*JOB:*
Search the listing below for the word "ylabel" and copy each line that holds it.

*PROVIDED DATA:*
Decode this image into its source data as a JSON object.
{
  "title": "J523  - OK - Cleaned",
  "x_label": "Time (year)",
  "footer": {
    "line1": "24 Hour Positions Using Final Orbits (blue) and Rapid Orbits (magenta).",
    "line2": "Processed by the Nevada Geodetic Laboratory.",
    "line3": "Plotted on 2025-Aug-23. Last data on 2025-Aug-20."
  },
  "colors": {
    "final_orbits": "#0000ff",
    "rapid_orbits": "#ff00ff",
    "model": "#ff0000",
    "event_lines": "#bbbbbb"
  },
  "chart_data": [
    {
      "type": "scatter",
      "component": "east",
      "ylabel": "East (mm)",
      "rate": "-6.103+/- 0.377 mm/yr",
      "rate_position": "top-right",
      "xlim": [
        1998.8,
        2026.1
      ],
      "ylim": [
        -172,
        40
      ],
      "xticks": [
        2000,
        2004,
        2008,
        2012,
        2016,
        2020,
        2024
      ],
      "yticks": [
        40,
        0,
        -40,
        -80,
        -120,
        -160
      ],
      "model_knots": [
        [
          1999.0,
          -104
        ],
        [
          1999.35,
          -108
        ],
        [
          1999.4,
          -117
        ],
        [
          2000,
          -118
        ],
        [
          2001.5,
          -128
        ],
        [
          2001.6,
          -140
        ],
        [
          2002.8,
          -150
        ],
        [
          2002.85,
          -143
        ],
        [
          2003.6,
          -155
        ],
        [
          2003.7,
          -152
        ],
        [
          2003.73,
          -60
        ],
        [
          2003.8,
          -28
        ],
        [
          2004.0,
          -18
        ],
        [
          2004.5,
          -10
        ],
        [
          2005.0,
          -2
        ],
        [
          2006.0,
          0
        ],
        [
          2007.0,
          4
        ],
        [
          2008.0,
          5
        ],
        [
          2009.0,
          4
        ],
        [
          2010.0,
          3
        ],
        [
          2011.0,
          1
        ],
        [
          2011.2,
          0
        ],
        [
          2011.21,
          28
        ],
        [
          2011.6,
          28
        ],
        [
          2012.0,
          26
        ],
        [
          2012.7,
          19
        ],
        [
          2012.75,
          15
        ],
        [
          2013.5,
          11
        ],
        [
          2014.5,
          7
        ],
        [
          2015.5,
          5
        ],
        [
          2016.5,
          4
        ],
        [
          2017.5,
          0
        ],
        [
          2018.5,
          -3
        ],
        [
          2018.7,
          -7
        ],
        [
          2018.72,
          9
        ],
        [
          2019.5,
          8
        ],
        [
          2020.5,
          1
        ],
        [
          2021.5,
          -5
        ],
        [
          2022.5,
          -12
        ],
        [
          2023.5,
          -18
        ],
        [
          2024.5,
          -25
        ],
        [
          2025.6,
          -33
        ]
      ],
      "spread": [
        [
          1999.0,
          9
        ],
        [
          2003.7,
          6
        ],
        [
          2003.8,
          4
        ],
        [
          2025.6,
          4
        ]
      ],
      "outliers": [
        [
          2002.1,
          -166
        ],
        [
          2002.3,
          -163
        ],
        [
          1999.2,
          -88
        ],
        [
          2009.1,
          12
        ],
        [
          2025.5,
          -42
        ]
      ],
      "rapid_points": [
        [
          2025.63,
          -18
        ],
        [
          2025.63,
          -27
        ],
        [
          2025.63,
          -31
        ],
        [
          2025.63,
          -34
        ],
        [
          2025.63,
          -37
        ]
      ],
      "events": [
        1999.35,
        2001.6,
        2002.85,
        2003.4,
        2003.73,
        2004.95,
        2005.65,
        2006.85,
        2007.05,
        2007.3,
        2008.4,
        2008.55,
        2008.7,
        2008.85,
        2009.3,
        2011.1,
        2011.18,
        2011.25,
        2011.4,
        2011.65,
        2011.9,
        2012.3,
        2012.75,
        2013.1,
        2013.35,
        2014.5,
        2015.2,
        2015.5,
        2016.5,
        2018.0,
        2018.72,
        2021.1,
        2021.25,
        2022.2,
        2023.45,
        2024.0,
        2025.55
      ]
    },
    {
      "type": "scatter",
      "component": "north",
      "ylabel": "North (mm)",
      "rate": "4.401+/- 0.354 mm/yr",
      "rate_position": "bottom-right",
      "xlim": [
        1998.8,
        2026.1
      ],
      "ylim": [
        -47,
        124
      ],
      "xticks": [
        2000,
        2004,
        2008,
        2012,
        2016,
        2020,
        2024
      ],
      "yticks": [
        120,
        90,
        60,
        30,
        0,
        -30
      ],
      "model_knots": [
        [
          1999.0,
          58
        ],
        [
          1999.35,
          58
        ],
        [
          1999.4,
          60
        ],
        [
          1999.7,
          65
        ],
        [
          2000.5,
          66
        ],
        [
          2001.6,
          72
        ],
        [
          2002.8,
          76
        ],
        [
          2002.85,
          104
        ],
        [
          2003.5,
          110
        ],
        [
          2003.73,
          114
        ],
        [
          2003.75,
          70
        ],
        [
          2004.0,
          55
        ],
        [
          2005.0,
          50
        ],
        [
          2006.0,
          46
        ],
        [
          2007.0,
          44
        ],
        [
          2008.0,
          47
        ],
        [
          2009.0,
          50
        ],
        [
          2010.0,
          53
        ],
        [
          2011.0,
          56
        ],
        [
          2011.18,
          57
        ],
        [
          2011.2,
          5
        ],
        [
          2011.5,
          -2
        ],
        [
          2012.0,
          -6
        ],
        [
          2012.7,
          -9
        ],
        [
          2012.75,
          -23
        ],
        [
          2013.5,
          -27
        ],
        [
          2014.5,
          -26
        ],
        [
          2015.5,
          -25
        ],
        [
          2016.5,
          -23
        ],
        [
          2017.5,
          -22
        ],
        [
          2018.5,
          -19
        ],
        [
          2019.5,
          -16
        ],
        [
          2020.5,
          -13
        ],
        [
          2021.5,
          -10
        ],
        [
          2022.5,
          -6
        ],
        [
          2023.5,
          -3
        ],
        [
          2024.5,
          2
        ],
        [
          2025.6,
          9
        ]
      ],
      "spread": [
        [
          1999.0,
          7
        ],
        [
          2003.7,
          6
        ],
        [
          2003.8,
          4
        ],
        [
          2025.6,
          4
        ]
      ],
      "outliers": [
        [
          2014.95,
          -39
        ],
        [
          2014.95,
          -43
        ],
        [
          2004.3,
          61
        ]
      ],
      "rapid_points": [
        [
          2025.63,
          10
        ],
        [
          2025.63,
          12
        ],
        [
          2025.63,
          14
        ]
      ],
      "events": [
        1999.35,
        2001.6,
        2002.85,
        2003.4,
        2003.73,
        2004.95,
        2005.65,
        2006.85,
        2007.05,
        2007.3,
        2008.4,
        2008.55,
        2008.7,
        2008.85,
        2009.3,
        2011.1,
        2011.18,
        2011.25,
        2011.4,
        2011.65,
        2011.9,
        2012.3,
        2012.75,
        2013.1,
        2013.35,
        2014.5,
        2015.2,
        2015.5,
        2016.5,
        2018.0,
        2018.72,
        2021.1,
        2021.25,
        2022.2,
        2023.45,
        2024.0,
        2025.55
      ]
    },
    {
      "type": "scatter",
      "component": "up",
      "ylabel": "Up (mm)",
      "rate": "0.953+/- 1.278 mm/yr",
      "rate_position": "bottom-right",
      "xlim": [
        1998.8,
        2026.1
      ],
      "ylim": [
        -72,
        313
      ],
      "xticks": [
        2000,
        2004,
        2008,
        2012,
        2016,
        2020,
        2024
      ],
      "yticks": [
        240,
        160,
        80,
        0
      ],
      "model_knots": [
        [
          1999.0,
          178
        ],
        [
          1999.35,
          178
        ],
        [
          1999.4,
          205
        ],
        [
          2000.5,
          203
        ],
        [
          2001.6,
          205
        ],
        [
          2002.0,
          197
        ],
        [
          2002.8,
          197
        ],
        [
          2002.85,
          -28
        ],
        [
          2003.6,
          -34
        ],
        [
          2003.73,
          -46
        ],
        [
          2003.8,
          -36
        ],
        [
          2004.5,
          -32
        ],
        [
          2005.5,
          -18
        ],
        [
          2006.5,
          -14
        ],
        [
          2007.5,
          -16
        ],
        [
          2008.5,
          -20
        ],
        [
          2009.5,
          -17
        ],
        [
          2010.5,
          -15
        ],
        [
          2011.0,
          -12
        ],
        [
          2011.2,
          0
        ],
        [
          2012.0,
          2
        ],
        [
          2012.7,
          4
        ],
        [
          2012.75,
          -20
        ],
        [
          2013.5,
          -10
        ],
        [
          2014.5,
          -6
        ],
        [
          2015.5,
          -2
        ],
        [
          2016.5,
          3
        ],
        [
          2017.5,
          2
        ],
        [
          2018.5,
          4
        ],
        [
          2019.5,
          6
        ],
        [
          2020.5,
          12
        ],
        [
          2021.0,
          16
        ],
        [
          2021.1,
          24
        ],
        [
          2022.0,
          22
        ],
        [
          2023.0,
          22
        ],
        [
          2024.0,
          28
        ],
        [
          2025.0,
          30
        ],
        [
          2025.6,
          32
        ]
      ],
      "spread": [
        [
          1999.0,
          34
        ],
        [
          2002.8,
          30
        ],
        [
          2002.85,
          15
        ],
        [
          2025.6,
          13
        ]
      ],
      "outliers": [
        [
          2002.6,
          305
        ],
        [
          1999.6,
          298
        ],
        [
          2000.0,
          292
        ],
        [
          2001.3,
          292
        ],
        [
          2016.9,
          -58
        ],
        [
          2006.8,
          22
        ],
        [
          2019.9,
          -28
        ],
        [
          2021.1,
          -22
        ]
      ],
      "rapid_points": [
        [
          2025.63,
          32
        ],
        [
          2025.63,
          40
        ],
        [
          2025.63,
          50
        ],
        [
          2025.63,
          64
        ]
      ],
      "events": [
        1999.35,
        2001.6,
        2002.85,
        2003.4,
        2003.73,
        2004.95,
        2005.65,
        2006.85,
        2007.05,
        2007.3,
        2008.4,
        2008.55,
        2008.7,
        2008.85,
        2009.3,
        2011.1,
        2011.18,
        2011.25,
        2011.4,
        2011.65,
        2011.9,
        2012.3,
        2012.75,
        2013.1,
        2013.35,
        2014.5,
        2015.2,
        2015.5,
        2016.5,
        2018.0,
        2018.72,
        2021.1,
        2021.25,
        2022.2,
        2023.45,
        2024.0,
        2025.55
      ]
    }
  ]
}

*WORKED ANSWER:*
      "ylabel": "East (mm)",
      "ylabel": "North (mm)",
      "ylabel": "Up (mm)",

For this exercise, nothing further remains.